**Supplied material**
....

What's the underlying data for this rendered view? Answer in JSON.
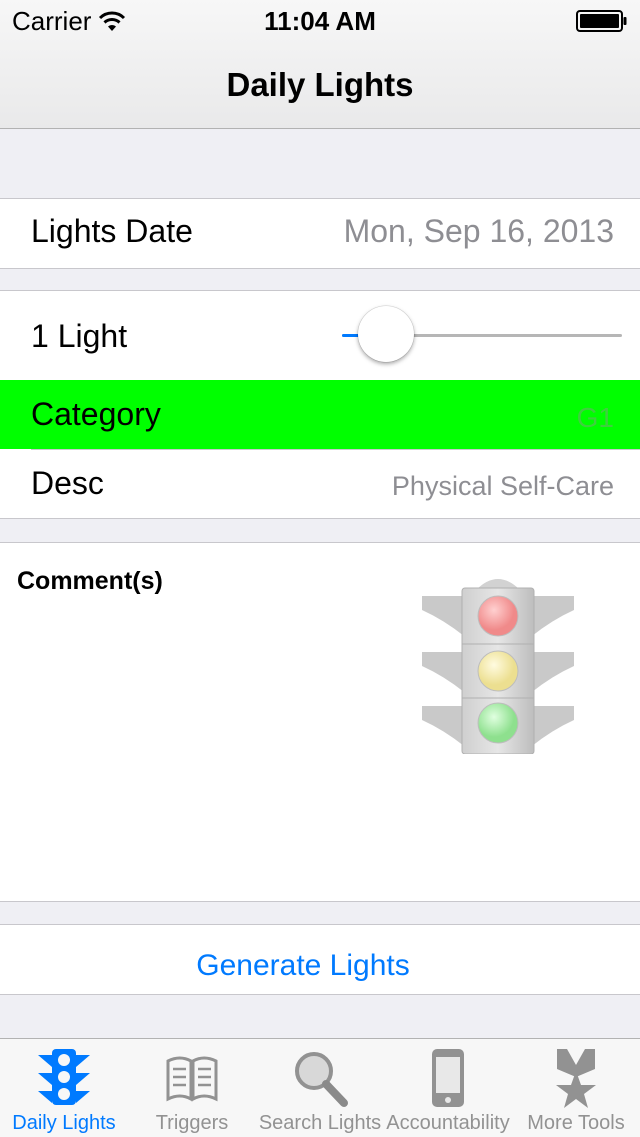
{
  "status_bar": {
    "carrier": "Carrier",
    "time": "11:04 AM"
  },
  "nav": {
    "title": "Daily Lights"
  },
  "form": {
    "date": {
      "label": "Lights Date",
      "value": "Mon, Sep 16, 2013"
    },
    "lights": {
      "label": "1 Light",
      "slider_value_fraction": 0.07
    },
    "category": {
      "label": "Category",
      "value": "G1",
      "highlight_color": "#00ff00"
    },
    "desc": {
      "label": "Desc",
      "value": "Physical Self-Care"
    },
    "comments": {
      "label": "Comment(s)"
    }
  },
  "generate_button": {
    "label": "Generate Lights"
  },
  "accent_color": "#007aff",
  "tabs": [
    {
      "label": "Daily Lights",
      "icon": "traffic-light-icon",
      "active": true
    },
    {
      "label": "Triggers",
      "icon": "book-icon",
      "active": false
    },
    {
      "label": "Search Lights",
      "icon": "magnifier-icon",
      "active": false
    },
    {
      "label": "Accountability",
      "icon": "phone-icon",
      "active": false
    },
    {
      "label": "More Tools",
      "icon": "medal-icon",
      "active": false
    }
  ]
}
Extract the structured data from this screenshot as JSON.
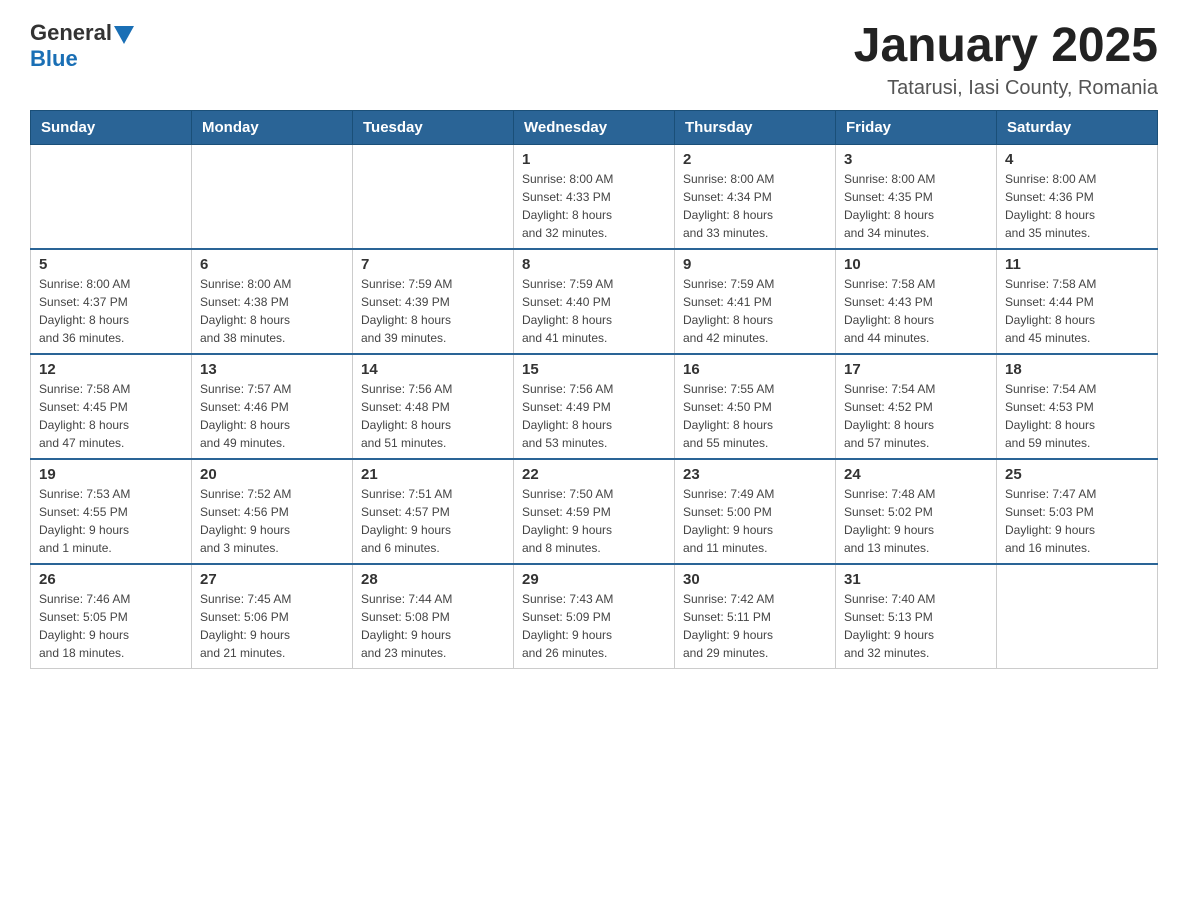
{
  "header": {
    "logo": {
      "general": "General",
      "blue": "Blue"
    },
    "title": "January 2025",
    "location": "Tatarusi, Iasi County, Romania"
  },
  "calendar": {
    "days_of_week": [
      "Sunday",
      "Monday",
      "Tuesday",
      "Wednesday",
      "Thursday",
      "Friday",
      "Saturday"
    ],
    "weeks": [
      [
        {
          "day": "",
          "info": ""
        },
        {
          "day": "",
          "info": ""
        },
        {
          "day": "",
          "info": ""
        },
        {
          "day": "1",
          "info": "Sunrise: 8:00 AM\nSunset: 4:33 PM\nDaylight: 8 hours\nand 32 minutes."
        },
        {
          "day": "2",
          "info": "Sunrise: 8:00 AM\nSunset: 4:34 PM\nDaylight: 8 hours\nand 33 minutes."
        },
        {
          "day": "3",
          "info": "Sunrise: 8:00 AM\nSunset: 4:35 PM\nDaylight: 8 hours\nand 34 minutes."
        },
        {
          "day": "4",
          "info": "Sunrise: 8:00 AM\nSunset: 4:36 PM\nDaylight: 8 hours\nand 35 minutes."
        }
      ],
      [
        {
          "day": "5",
          "info": "Sunrise: 8:00 AM\nSunset: 4:37 PM\nDaylight: 8 hours\nand 36 minutes."
        },
        {
          "day": "6",
          "info": "Sunrise: 8:00 AM\nSunset: 4:38 PM\nDaylight: 8 hours\nand 38 minutes."
        },
        {
          "day": "7",
          "info": "Sunrise: 7:59 AM\nSunset: 4:39 PM\nDaylight: 8 hours\nand 39 minutes."
        },
        {
          "day": "8",
          "info": "Sunrise: 7:59 AM\nSunset: 4:40 PM\nDaylight: 8 hours\nand 41 minutes."
        },
        {
          "day": "9",
          "info": "Sunrise: 7:59 AM\nSunset: 4:41 PM\nDaylight: 8 hours\nand 42 minutes."
        },
        {
          "day": "10",
          "info": "Sunrise: 7:58 AM\nSunset: 4:43 PM\nDaylight: 8 hours\nand 44 minutes."
        },
        {
          "day": "11",
          "info": "Sunrise: 7:58 AM\nSunset: 4:44 PM\nDaylight: 8 hours\nand 45 minutes."
        }
      ],
      [
        {
          "day": "12",
          "info": "Sunrise: 7:58 AM\nSunset: 4:45 PM\nDaylight: 8 hours\nand 47 minutes."
        },
        {
          "day": "13",
          "info": "Sunrise: 7:57 AM\nSunset: 4:46 PM\nDaylight: 8 hours\nand 49 minutes."
        },
        {
          "day": "14",
          "info": "Sunrise: 7:56 AM\nSunset: 4:48 PM\nDaylight: 8 hours\nand 51 minutes."
        },
        {
          "day": "15",
          "info": "Sunrise: 7:56 AM\nSunset: 4:49 PM\nDaylight: 8 hours\nand 53 minutes."
        },
        {
          "day": "16",
          "info": "Sunrise: 7:55 AM\nSunset: 4:50 PM\nDaylight: 8 hours\nand 55 minutes."
        },
        {
          "day": "17",
          "info": "Sunrise: 7:54 AM\nSunset: 4:52 PM\nDaylight: 8 hours\nand 57 minutes."
        },
        {
          "day": "18",
          "info": "Sunrise: 7:54 AM\nSunset: 4:53 PM\nDaylight: 8 hours\nand 59 minutes."
        }
      ],
      [
        {
          "day": "19",
          "info": "Sunrise: 7:53 AM\nSunset: 4:55 PM\nDaylight: 9 hours\nand 1 minute."
        },
        {
          "day": "20",
          "info": "Sunrise: 7:52 AM\nSunset: 4:56 PM\nDaylight: 9 hours\nand 3 minutes."
        },
        {
          "day": "21",
          "info": "Sunrise: 7:51 AM\nSunset: 4:57 PM\nDaylight: 9 hours\nand 6 minutes."
        },
        {
          "day": "22",
          "info": "Sunrise: 7:50 AM\nSunset: 4:59 PM\nDaylight: 9 hours\nand 8 minutes."
        },
        {
          "day": "23",
          "info": "Sunrise: 7:49 AM\nSunset: 5:00 PM\nDaylight: 9 hours\nand 11 minutes."
        },
        {
          "day": "24",
          "info": "Sunrise: 7:48 AM\nSunset: 5:02 PM\nDaylight: 9 hours\nand 13 minutes."
        },
        {
          "day": "25",
          "info": "Sunrise: 7:47 AM\nSunset: 5:03 PM\nDaylight: 9 hours\nand 16 minutes."
        }
      ],
      [
        {
          "day": "26",
          "info": "Sunrise: 7:46 AM\nSunset: 5:05 PM\nDaylight: 9 hours\nand 18 minutes."
        },
        {
          "day": "27",
          "info": "Sunrise: 7:45 AM\nSunset: 5:06 PM\nDaylight: 9 hours\nand 21 minutes."
        },
        {
          "day": "28",
          "info": "Sunrise: 7:44 AM\nSunset: 5:08 PM\nDaylight: 9 hours\nand 23 minutes."
        },
        {
          "day": "29",
          "info": "Sunrise: 7:43 AM\nSunset: 5:09 PM\nDaylight: 9 hours\nand 26 minutes."
        },
        {
          "day": "30",
          "info": "Sunrise: 7:42 AM\nSunset: 5:11 PM\nDaylight: 9 hours\nand 29 minutes."
        },
        {
          "day": "31",
          "info": "Sunrise: 7:40 AM\nSunset: 5:13 PM\nDaylight: 9 hours\nand 32 minutes."
        },
        {
          "day": "",
          "info": ""
        }
      ]
    ]
  }
}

....

**Work instructions**
Return only the number of lines in the data that contain "icon".

**Response to the exercise**
5